Available records:
—————

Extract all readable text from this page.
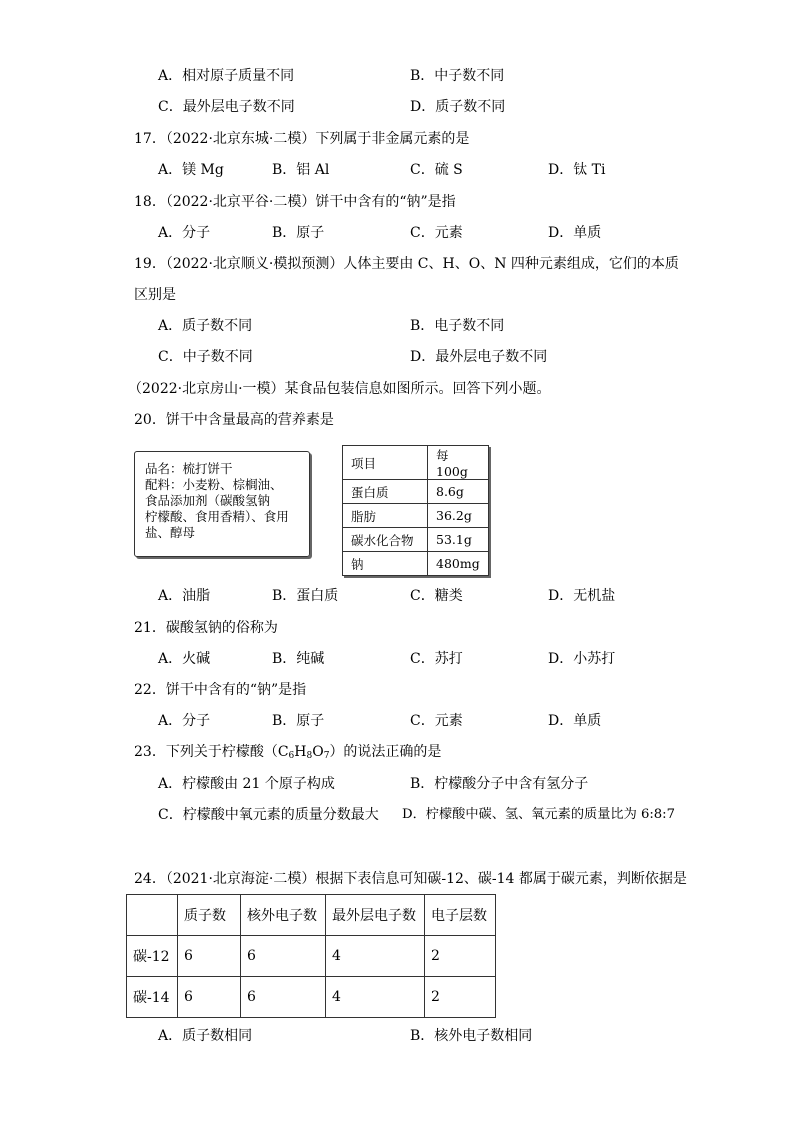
A．相对原子质量不同	B．中子数不同
C．最外层电子数不同	D．质子数不同
17．（2022·北京东城·二模）下列属于非金属元素的是
A．镁 Mg	B．铝 Al	C．硫 S	D．钛 Ti
18．（2022·北京平谷·二模）饼干中含有的“钠”是指
A．分子	B．原子	C．元素	D．单质
19．（2022·北京顺义·模拟预测）人体主要由 C、H、O、N 四种元素组成，它们的本质
区别是
A．质子数不同	B．电子数不同
C．中子数不同	D．最外层电子数不同
（2022·北京房山·一模）某食品包装信息如图所示。回答下列小题。
20．饼干中含量最高的营养素是
品名：梳打饼干
配料：小麦粉、棕榈油、
食品添加剂（碳酸氢钠
柠檬酸、食用香精）、食用
盐、醇母
项目	每100g
蛋白质	8.6g
脂肪	36.2g
碳水化合物	53.1g
钠	480mg
A．油脂	B．蛋白质	C．糖类	D．无机盐
21．碳酸氢钠的俗称为
A．火碱	B．纯碱	C．苏打	D．小苏打
22．饼干中含有的“钠”是指
A．分子	B．原子	C．元素	D．单质
23．下列关于柠檬酸$(C_6H_8O_7)$的说法正确的是
A．柠檬酸由 21 个原子构成	B．柠檬酸分子中含有氢分子
C．柠檬酸中氧元素的质量分数最大 D．柠檬酸中碳、氢、氧元素的质量比为 6:8:7
24．（2021·北京海淀·二模）根据下表信息可知碳-12、碳-14 都属于碳元素，判断依据是
	质子数	核外电子数	最外层电子数	电子层数
碳-12	6	6	4	2
碳-14	6	6	4	2
A．质子数相同	B．核外电子数相同
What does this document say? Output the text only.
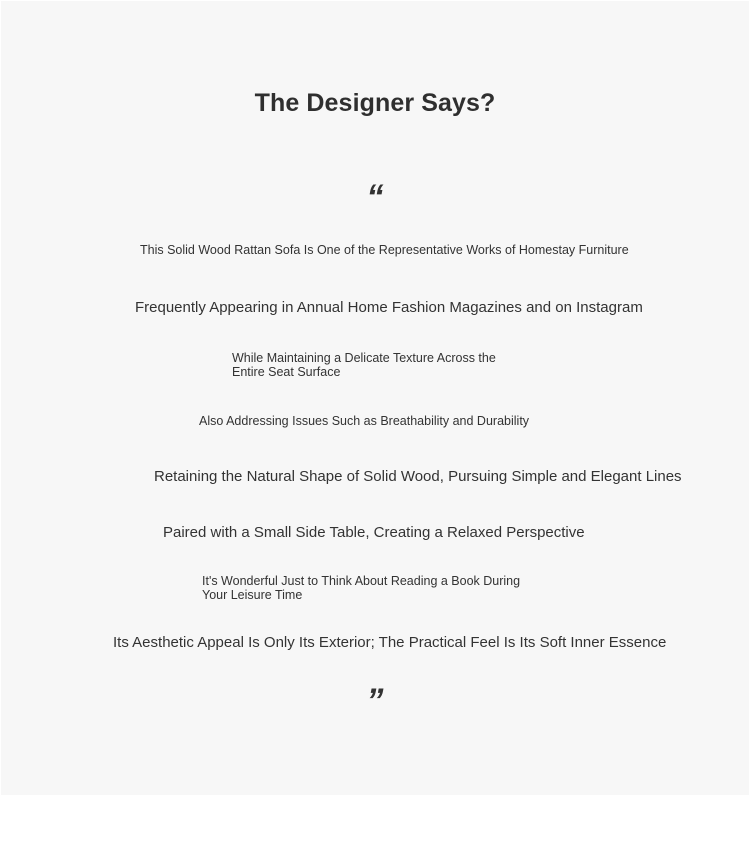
The Designer Says?
“
This Solid Wood Rattan Sofa Is One of the Representative Works of Homestay Furniture
Frequently Appearing in Annual Home Fashion Magazines and on Instagram
While Maintaining a Delicate Texture Across the
Entire Seat Surface
Also Addressing Issues Such as Breathability and Durability
Retaining the Natural Shape of Solid Wood, Pursuing Simple and Elegant Lines
Paired with a Small Side Table, Creating a Relaxed Perspective
It's Wonderful Just to Think About Reading a Book During
Your Leisure Time
Its Aesthetic Appeal Is Only Its Exterior; The Practical Feel Is Its Soft Inner Essence
”
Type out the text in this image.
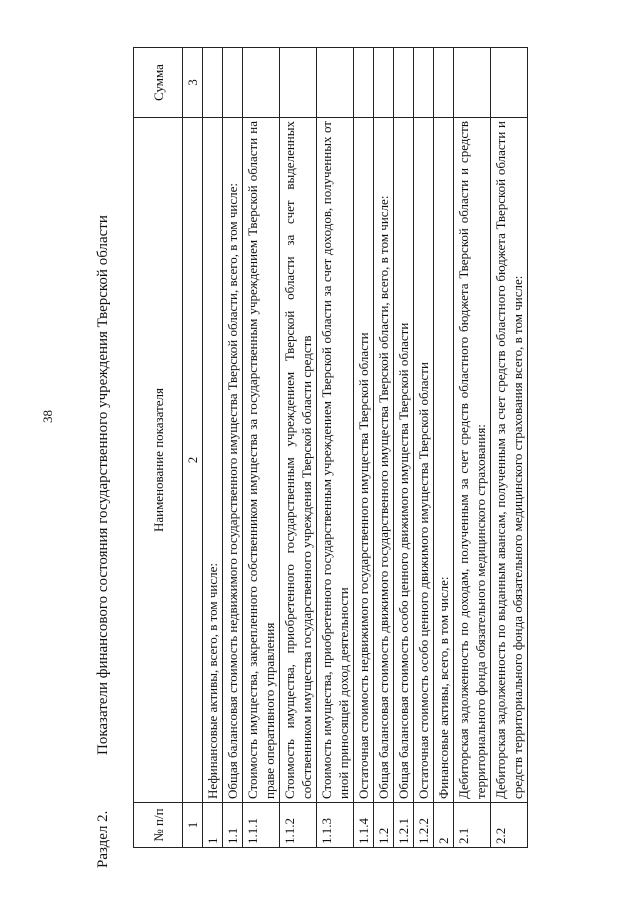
38
Раздел 2.Показатели финансового состояния государственного учреждения Тверской области
№ п/п	Наименование показателя	Сумма
1	2	3
1	Нефинансовые активы, всего, в том числе:	
1.1	Общая балансовая стоимость недвижимого государственного имущества Тверской области, всего, в том числе:	
1.1.1	Стоимость имущества, закрепленного собственником имущества за государственным учреждением Тверской области на праве оперативного управления	
1.1.2	Стоимость имущества, приобретенного государственным учреждением Тверской области за счет выделенных собственником имущества государственного учреждения Тверской области средств	
1.1.3	Стоимость имущества, приобретенного государственным учреждением Тверской области за счет доходов, полученных от иной приносящей доход деятельности	
1.1.4	Остаточная стоимость недвижимого государственного имущества Тверской области	
1.2	Общая балансовая стоимость движимого государственного имущества Тверской области, всего, в том числе:	
1.2.1	Общая балансовая стоимость особо ценного движимого имущества Тверской области	
1.2.2	Остаточная стоимость особо ценного движимого имущества Тверской области	
2	Финансовые активы, всего, в том числе:	
2.1	Дебиторская задолженность по доходам, полученным за счет средств областного бюджета Тверской области и средств территориального фонда обязательного медицинского страхования:	
2.2	Дебиторская задолженность по выданным авансам, полученным за счет средств областного бюджета Тверской области и средств территориального фонда обязательного медицинского страхования всего, в том числе:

—————

Aim of the task:
Return the listing above in full and without alteration, excluding its pictures.

Reply to the task:
Extract all readable text from this page.
A．相对原子质量不同	B．中子数不同
C．最外层电子数不同	D．质子数不同
17．（2022·北京东城·二模）下列属于非金属元素的是
A．镁 Mg	B．铝 Al	C．硫 S	D．钛 Ti
18．（2022·北京平谷·二模）饼干中含有的“钠”是指
A．分子	B．原子	C．元素	D．单质
19．（2022·北京顺义·模拟预测）人体主要由 C、H、O、N 四种元素组成，它们的本质
区别是
A．质子数不同	B．电子数不同
C．中子数不同	D．最外层电子数不同
（2022·北京房山·一模）某食品包装信息如图所示。回答下列小题。
20．饼干中含量最高的营养素是
品名：梳打饼干
配料：小麦粉、棕榈油、
食品添加剂（碳酸氢钠
柠檬酸、食用香精）、食用
盐、醇母
项目	每100g
蛋白质	8.6g
脂肪	36.2g
碳水化合物	53.1g
钠	480mg
A．油脂	B．蛋白质	C．糖类	D．无机盐
21．碳酸氢钠的俗称为
A．火碱	B．纯碱	C．苏打	D．小苏打
22．饼干中含有的“钠”是指
A．分子	B．原子	C．元素	D．单质
23．下列关于柠檬酸$(C_6H_8O_7)$的说法正确的是
A．柠檬酸由 21 个原子构成	B．柠檬酸分子中含有氢分子
C．柠檬酸中氧元素的质量分数最大 D．柠檬酸中碳、氢、氧元素的质量比为 6:8:7
24．（2021·北京海淀·二模）根据下表信息可知碳-12、碳-14 都属于碳元素，判断依据是
	质子数	核外电子数	最外层电子数	电子层数
碳-12	6	6	4	2
碳-14	6	6	4	2
A．质子数相同	B．核外电子数相同
What does this document say? Output the text only.
The Designer Says?
“
This Solid Wood Rattan Sofa Is One of the Representative Works of Homestay Furniture
Frequently Appearing in Annual Home Fashion Magazines and on Instagram
While Maintaining a Delicate Texture Across the
Entire Seat Surface
Also Addressing Issues Such as Breathability and Durability
Retaining the Natural Shape of Solid Wood, Pursuing Simple and Elegant Lines
Paired with a Small Side Table, Creating a Relaxed Perspective
It's Wonderful Just to Think About Reading a Book During
Your Leisure Time
Its Aesthetic Appeal Is Only Its Exterior; The Practical Feel Is Its Soft Inner Essence
”
Type out the text in this image.
38
Раздел 2.Показатели финансового состояния государственного учреждения Тверской области
№ п/п	Наименование показателя	Сумма
1	2	3
1	Нефинансовые активы, всего, в том числе:	
1.1	Общая балансовая стоимость недвижимого государственного имущества Тверской области, всего, в том числе:	
1.1.1	Стоимость имущества, закрепленного собственником имущества за государственным учреждением Тверской области на праве оперативного управления	
1.1.2	Стоимость имущества, приобретенного государственным учреждением Тверской области за счет выделенных собственником имущества государственного учреждения Тверской области средств	
1.1.3	Стоимость имущества, приобретенного государственным учреждением Тверской области за счет доходов, полученных от иной приносящей доход деятельности	
1.1.4	Остаточная стоимость недвижимого государственного имущества Тверской области	
1.2	Общая балансовая стоимость движимого государственного имущества Тверской области, всего, в том числе:	
1.2.1	Общая балансовая стоимость особо ценного движимого имущества Тверской области	
1.2.2	Остаточная стоимость особо ценного движимого имущества Тверской области	
2	Финансовые активы, всего, в том числе:	
2.1	Дебиторская задолженность по доходам, полученным за счет средств областного бюджета Тверской области и средств территориального фонда обязательного медицинского страхования:	
2.2	Дебиторская задолженность по выданным авансам, полученным за счет средств областного бюджета Тверской области и средств территориального фонда обязательного медицинского страхования всего, в том числе:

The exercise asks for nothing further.